▶ [GOAL]
Transcribe every entry word for word. Skip the pictures.

▶ [Dataset excerpts]
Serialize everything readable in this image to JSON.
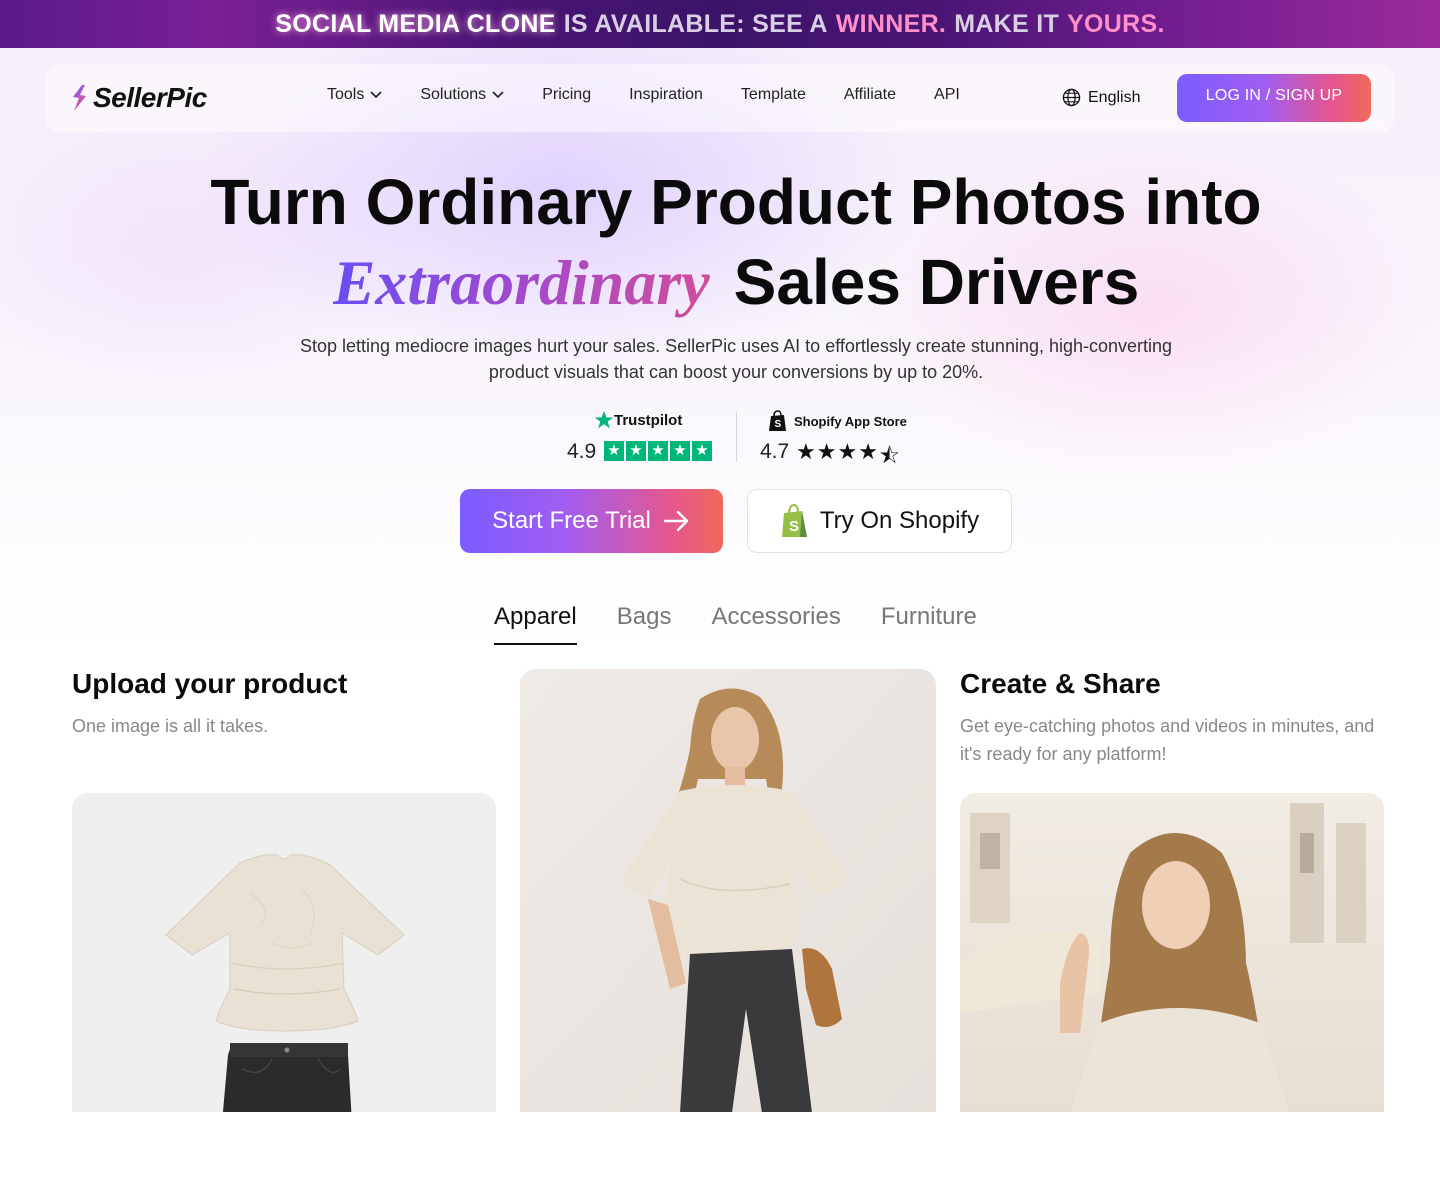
{
  "banner": {
    "part1": "SOCIAL MEDIA CLONE",
    "part2": "IS AVAILABLE: SEE A",
    "part3": "WINNER.",
    "part4": "MAKE IT",
    "part5": "YOURS."
  },
  "nav": {
    "logo": "SellerPic",
    "links": [
      "Tools",
      "Solutions",
      "Pricing",
      "Inspiration",
      "Template",
      "Affiliate",
      "API"
    ],
    "language": "English",
    "login": "LOG IN / SIGN UP"
  },
  "hero": {
    "title_line1": "Turn Ordinary Product Photos into",
    "title_highlight": "Extraordinary",
    "title_rest": "Sales Drivers",
    "subtitle": "Stop letting mediocre images hurt your sales. SellerPic uses AI to effortlessly create stunning, high-converting product visuals that can boost your conversions by up to 20%."
  },
  "ratings": {
    "trustpilot": {
      "name": "Trustpilot",
      "score": "4.9",
      "stars": 5
    },
    "shopify": {
      "name": "Shopify App Store",
      "score": "4.7",
      "stars": 4.5
    }
  },
  "cta": {
    "trial": "Start Free Trial",
    "shopify": "Try On Shopify"
  },
  "tabs": {
    "items": [
      "Apparel",
      "Bags",
      "Accessories",
      "Furniture"
    ],
    "active": "Apparel"
  },
  "steps": {
    "upload_title": "Upload your product",
    "upload_desc": "One image is all it takes.",
    "share_title": "Create & Share",
    "share_desc": "Get eye-catching photos and videos in minutes, and it's ready for any platform!"
  },
  "colors": {
    "accent_start": "#7b5cff",
    "accent_end": "#f06a5a",
    "trustpilot_green": "#00b67a",
    "shopify_green": "#95bf47"
  }
}
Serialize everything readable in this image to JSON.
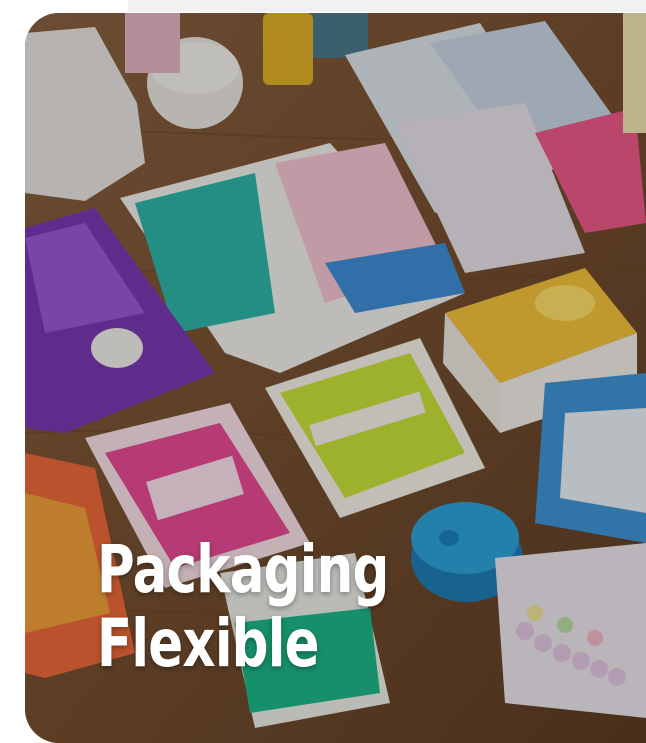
{
  "card": {
    "title_line1": "Packaging",
    "title_line2": "Flexible",
    "image_icon": "photo-of-flexible-pharma-packaging"
  },
  "colors": {
    "table_wood": "#7a5434",
    "title_text": "#ffffff",
    "top_strip": "#f2f1f1"
  }
}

▶ [THE RESPONSE]
Serialize everything readable in this image to JSON.
{
  "banner": {
    "part1": "SOCIAL MEDIA CLONE",
    "part2": "IS AVAILABLE: SEE A",
    "part3": "WINNER.",
    "part4": "MAKE IT",
    "part5": "YOURS."
  },
  "nav": {
    "logo": "SellerPic",
    "links": [
      "Tools",
      "Solutions",
      "Pricing",
      "Inspiration",
      "Template",
      "Affiliate",
      "API"
    ],
    "language": "English",
    "login": "LOG IN / SIGN UP"
  },
  "hero": {
    "title_line1": "Turn Ordinary Product Photos into",
    "title_highlight": "Extraordinary",
    "title_rest": "Sales Drivers",
    "subtitle": "Stop letting mediocre images hurt your sales. SellerPic uses AI to effortlessly create stunning, high-converting product visuals that can boost your conversions by up to 20%."
  },
  "ratings": {
    "trustpilot": {
      "name": "Trustpilot",
      "score": "4.9",
      "stars": 5
    },
    "shopify": {
      "name": "Shopify App Store",
      "score": "4.7",
      "stars": 4.5
    }
  },
  "cta": {
    "trial": "Start Free Trial",
    "shopify": "Try On Shopify"
  },
  "tabs": {
    "items": [
      "Apparel",
      "Bags",
      "Accessories",
      "Furniture"
    ],
    "active": "Apparel"
  },
  "steps": {
    "upload_title": "Upload your product",
    "upload_desc": "One image is all it takes.",
    "share_title": "Create & Share",
    "share_desc": "Get eye-catching photos and videos in minutes, and it's ready for any platform!"
  },
  "colors": {
    "accent_start": "#7b5cff",
    "accent_end": "#f06a5a",
    "trustpilot_green": "#00b67a",
    "shopify_green": "#95bf47"
  }
}
Serialize everything readable in this image to JSON.
{
  "card": {
    "title_line1": "Packaging",
    "title_line2": "Flexible",
    "image_icon": "photo-of-flexible-pharma-packaging"
  },
  "colors": {
    "table_wood": "#7a5434",
    "title_text": "#ffffff",
    "top_strip": "#f2f1f1"
  }
}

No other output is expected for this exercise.